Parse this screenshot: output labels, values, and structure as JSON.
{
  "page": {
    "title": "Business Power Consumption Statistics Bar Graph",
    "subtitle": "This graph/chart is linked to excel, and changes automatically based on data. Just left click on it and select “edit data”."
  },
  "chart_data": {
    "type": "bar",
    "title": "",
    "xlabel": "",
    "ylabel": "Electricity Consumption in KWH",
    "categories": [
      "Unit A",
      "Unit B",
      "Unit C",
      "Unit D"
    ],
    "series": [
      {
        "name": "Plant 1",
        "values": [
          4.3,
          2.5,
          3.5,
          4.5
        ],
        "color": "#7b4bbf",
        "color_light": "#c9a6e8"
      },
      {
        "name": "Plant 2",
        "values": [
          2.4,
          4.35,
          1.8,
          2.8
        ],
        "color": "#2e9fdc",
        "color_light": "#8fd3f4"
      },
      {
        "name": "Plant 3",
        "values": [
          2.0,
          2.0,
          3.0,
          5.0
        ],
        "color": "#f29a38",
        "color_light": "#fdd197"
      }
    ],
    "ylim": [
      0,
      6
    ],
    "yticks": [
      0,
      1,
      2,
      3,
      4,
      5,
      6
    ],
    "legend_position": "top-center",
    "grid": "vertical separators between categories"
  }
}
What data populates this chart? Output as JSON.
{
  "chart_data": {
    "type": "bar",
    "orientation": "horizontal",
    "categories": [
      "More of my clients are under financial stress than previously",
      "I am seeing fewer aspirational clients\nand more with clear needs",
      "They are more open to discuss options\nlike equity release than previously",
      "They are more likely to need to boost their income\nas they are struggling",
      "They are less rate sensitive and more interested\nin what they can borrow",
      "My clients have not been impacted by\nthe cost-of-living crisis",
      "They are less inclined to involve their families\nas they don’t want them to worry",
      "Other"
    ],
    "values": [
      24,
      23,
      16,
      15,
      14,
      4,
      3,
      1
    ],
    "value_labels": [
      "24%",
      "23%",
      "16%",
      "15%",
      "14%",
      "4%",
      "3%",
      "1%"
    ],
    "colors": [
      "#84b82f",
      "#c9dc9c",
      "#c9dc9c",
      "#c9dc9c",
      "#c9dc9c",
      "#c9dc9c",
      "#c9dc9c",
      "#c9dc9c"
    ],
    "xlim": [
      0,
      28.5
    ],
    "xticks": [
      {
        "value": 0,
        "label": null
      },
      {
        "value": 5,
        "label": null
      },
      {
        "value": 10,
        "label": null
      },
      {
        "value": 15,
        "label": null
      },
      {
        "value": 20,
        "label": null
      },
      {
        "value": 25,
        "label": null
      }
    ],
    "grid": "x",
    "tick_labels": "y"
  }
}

· · ·

Each line of the material should be duplicated exactly, please.

▸ **RESPONSE TO THE TASK**
Parse this screenshot: output labels, values, and structure as JSON.
{
  "page": {
    "title": "Business Power Consumption Statistics Bar Graph",
    "subtitle": "This graph/chart is linked to excel, and changes automatically based on data. Just left click on it and select “edit data”."
  },
  "chart_data": {
    "type": "bar",
    "title": "",
    "xlabel": "",
    "ylabel": "Electricity Consumption in KWH",
    "categories": [
      "Unit A",
      "Unit B",
      "Unit C",
      "Unit D"
    ],
    "series": [
      {
        "name": "Plant 1",
        "values": [
          4.3,
          2.5,
          3.5,
          4.5
        ],
        "color": "#7b4bbf",
        "color_light": "#c9a6e8"
      },
      {
        "name": "Plant 2",
        "values": [
          2.4,
          4.35,
          1.8,
          2.8
        ],
        "color": "#2e9fdc",
        "color_light": "#8fd3f4"
      },
      {
        "name": "Plant 3",
        "values": [
          2.0,
          2.0,
          3.0,
          5.0
        ],
        "color": "#f29a38",
        "color_light": "#fdd197"
      }
    ],
    "ylim": [
      0,
      6
    ],
    "yticks": [
      0,
      1,
      2,
      3,
      4,
      5,
      6
    ],
    "legend_position": "top-center",
    "grid": "vertical separators between categories"
  }
}
What data populates this chart? Output as JSON.
{
  "chart_data": {
    "type": "bar",
    "orientation": "horizontal",
    "categories": [
      "More of my clients are under financial stress than previously",
      "I am seeing fewer aspirational clients\nand more with clear needs",
      "They are more open to discuss options\nlike equity release than previously",
      "They are more likely to need to boost their income\nas they are struggling",
      "They are less rate sensitive and more interested\nin what they can borrow",
      "My clients have not been impacted by\nthe cost-of-living crisis",
      "They are less inclined to involve their families\nas they don’t want them to worry",
      "Other"
    ],
    "values": [
      24,
      23,
      16,
      15,
      14,
      4,
      3,
      1
    ],
    "value_labels": [
      "24%",
      "23%",
      "16%",
      "15%",
      "14%",
      "4%",
      "3%",
      "1%"
    ],
    "colors": [
      "#84b82f",
      "#c9dc9c",
      "#c9dc9c",
      "#c9dc9c",
      "#c9dc9c",
      "#c9dc9c",
      "#c9dc9c",
      "#c9dc9c"
    ],
    "xlim": [
      0,
      28.5
    ],
    "xticks": [
      {
        "value": 0,
        "label": null
      },
      {
        "value": 5,
        "label": null
      },
      {
        "value": 10,
        "label": null
      },
      {
        "value": 15,
        "label": null
      },
      {
        "value": 20,
        "label": null
      },
      {
        "value": 25,
        "label": null
      }
    ],
    "grid": "x",
    "tick_labels": "y"
  }
}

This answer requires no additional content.